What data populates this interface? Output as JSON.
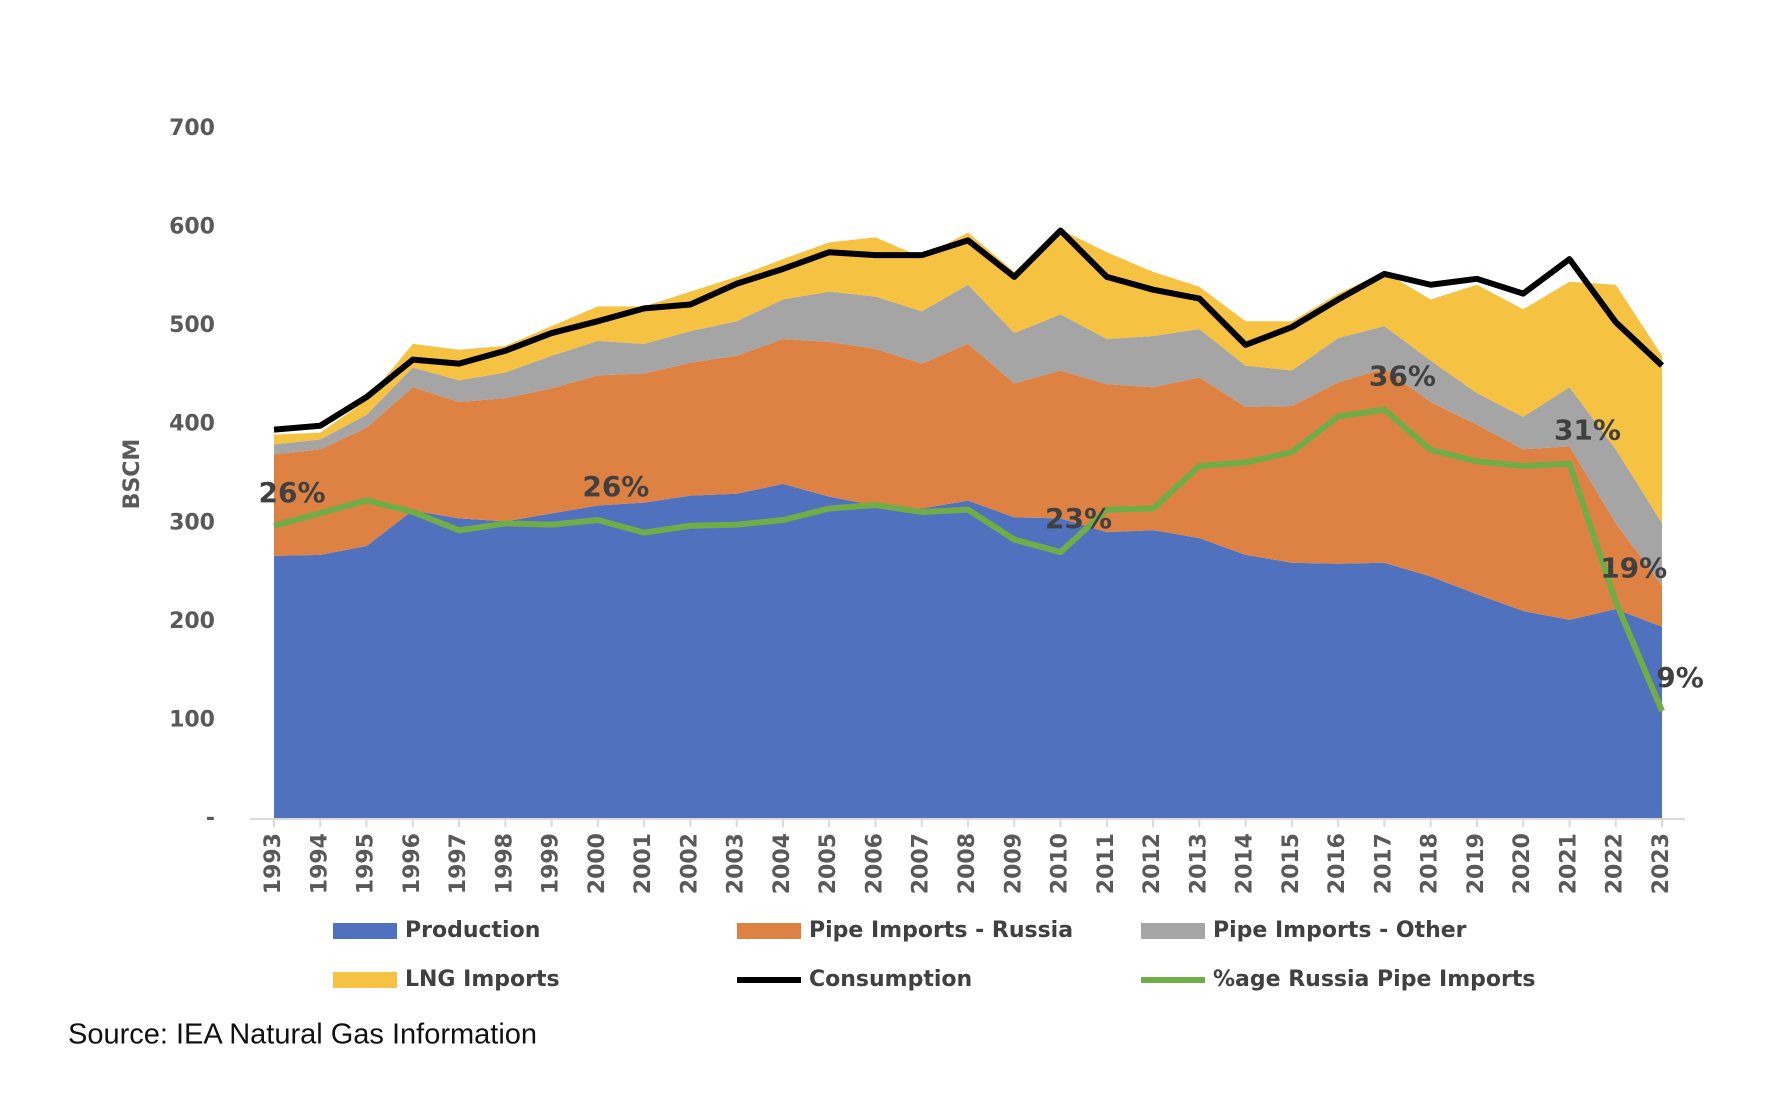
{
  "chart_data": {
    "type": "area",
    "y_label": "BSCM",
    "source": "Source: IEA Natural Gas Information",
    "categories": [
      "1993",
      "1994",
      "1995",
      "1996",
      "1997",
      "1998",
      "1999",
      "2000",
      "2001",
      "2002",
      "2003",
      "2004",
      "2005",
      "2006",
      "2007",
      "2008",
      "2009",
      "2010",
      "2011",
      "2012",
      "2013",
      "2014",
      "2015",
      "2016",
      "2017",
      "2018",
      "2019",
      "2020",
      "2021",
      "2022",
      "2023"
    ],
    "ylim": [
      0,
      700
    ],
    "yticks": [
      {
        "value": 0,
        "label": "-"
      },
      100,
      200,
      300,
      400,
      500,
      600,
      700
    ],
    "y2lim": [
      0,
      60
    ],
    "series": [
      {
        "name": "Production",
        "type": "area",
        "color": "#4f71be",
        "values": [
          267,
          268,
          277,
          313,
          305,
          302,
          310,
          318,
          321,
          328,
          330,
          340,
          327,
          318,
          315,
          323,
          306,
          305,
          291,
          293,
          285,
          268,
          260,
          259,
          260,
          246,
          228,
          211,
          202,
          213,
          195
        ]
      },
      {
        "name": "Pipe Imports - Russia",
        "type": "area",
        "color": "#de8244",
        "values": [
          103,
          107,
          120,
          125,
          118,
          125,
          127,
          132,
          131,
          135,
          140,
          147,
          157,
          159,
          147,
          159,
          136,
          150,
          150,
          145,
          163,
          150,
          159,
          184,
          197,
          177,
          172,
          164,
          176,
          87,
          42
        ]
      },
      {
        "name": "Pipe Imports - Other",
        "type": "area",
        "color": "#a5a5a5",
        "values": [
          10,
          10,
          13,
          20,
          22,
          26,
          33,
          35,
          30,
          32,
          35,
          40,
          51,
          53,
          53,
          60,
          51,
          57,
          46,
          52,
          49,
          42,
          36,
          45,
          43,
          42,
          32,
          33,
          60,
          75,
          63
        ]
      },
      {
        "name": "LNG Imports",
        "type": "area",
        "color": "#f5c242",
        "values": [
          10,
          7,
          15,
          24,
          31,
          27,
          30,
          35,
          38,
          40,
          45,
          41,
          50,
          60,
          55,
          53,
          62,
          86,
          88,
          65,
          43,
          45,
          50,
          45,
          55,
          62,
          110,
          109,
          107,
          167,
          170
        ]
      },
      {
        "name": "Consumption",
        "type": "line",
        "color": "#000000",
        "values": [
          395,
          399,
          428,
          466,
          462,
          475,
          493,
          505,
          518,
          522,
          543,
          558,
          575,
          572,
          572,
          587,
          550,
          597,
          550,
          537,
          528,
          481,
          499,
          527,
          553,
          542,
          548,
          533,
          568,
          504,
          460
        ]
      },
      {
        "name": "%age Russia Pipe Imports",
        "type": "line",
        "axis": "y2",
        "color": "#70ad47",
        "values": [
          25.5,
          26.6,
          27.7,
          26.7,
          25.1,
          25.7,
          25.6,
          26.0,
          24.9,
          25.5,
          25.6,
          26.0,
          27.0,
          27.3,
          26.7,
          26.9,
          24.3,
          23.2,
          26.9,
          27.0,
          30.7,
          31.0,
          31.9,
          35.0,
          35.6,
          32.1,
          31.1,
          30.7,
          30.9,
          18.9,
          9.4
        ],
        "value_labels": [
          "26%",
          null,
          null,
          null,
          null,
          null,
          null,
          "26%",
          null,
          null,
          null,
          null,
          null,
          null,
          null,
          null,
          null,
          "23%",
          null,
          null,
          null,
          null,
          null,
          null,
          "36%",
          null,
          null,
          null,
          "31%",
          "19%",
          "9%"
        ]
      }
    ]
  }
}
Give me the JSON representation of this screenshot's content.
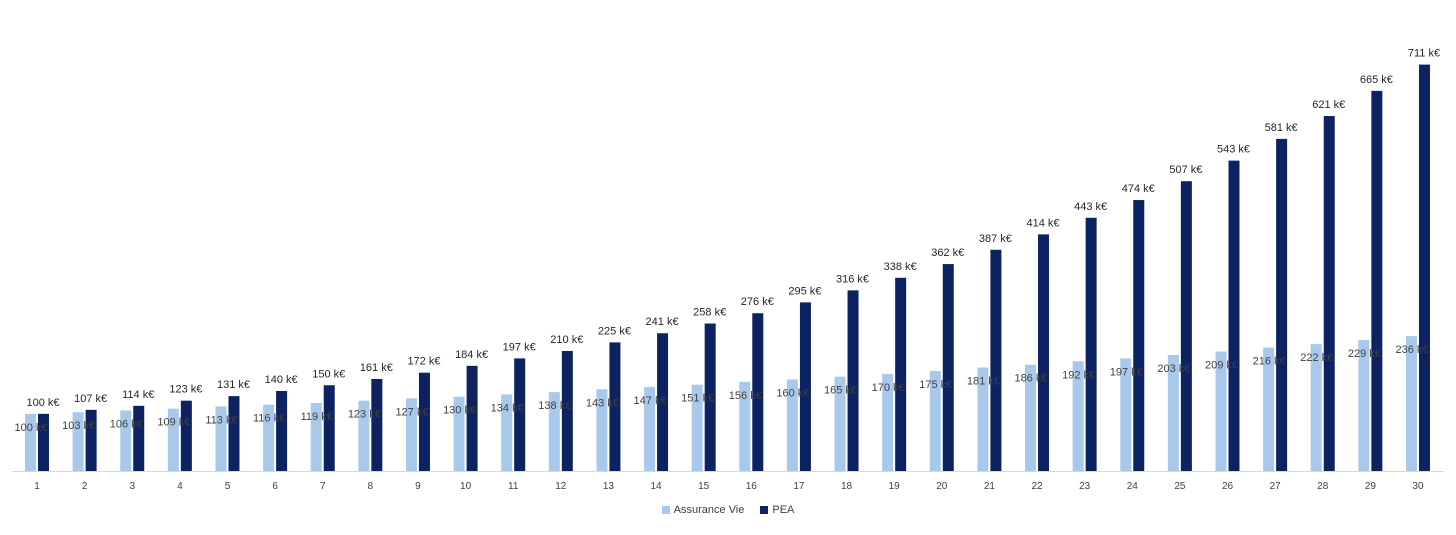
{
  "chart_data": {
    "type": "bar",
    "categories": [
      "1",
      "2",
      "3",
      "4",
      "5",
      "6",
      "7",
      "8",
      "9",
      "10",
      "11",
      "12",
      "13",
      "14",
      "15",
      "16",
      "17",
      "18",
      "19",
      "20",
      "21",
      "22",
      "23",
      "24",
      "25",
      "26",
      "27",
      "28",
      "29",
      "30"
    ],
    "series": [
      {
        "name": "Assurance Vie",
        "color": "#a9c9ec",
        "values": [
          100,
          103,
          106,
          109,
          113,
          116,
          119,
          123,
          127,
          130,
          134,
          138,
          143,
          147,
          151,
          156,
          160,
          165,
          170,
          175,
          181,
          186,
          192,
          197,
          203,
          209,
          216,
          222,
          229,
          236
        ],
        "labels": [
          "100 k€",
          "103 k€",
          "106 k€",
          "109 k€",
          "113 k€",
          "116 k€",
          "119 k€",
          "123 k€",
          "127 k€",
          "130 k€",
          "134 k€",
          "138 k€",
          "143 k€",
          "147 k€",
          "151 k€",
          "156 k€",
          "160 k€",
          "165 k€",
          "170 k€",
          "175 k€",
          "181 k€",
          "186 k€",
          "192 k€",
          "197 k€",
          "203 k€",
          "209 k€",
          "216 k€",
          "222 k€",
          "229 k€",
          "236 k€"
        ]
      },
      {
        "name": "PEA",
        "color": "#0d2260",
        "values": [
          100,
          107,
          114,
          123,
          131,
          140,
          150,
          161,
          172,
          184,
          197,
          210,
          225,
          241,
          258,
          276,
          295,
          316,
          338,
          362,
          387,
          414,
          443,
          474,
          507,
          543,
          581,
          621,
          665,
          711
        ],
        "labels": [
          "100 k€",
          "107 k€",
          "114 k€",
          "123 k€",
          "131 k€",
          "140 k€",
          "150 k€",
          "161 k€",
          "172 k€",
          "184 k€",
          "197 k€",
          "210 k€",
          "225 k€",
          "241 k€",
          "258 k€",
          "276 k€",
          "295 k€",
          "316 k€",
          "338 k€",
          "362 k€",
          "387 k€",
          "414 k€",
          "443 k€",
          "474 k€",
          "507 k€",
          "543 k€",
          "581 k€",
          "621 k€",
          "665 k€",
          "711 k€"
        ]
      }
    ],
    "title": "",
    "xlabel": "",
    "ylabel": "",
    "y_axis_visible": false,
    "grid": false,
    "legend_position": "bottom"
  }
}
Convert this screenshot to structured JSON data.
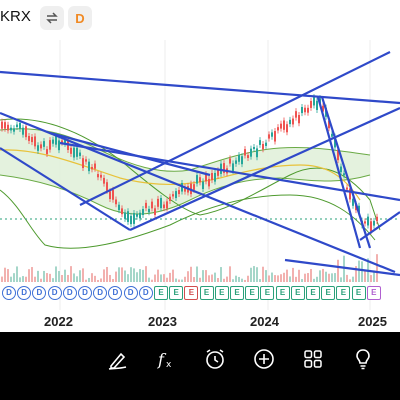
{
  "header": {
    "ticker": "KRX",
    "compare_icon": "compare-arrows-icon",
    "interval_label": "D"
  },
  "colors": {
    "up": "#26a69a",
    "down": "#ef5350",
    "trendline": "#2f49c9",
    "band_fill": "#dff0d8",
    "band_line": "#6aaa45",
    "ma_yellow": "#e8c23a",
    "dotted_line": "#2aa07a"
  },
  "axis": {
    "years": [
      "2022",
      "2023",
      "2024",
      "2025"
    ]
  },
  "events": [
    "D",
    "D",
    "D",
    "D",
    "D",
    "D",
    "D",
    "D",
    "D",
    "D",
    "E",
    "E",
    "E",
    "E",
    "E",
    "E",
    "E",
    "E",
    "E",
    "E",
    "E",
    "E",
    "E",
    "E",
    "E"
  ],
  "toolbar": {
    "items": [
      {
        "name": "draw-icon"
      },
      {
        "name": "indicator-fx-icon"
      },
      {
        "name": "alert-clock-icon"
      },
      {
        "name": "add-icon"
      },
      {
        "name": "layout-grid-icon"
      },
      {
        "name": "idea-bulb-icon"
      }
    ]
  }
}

### TASK INSTRUCTIONS
Retype exactly, and only, the lines from the one containing "Convert this screenshot" through the end of the material, leaving aside every picture.

### THE RESPONSE
Convert this screenshot to structured JSON data.
{
  "header": {
    "ticker": "KRX",
    "compare_icon": "compare-arrows-icon",
    "interval_label": "D"
  },
  "colors": {
    "up": "#26a69a",
    "down": "#ef5350",
    "trendline": "#2f49c9",
    "band_fill": "#dff0d8",
    "band_line": "#6aaa45",
    "ma_yellow": "#e8c23a",
    "dotted_line": "#2aa07a"
  },
  "axis": {
    "years": [
      "2022",
      "2023",
      "2024",
      "2025"
    ]
  },
  "events": [
    "D",
    "D",
    "D",
    "D",
    "D",
    "D",
    "D",
    "D",
    "D",
    "D",
    "E",
    "E",
    "E",
    "E",
    "E",
    "E",
    "E",
    "E",
    "E",
    "E",
    "E",
    "E",
    "E",
    "E",
    "E"
  ],
  "toolbar": {
    "items": [
      {
        "name": "draw-icon"
      },
      {
        "name": "indicator-fx-icon"
      },
      {
        "name": "alert-clock-icon"
      },
      {
        "name": "add-icon"
      },
      {
        "name": "layout-grid-icon"
      },
      {
        "name": "idea-bulb-icon"
      }
    ]
  }
}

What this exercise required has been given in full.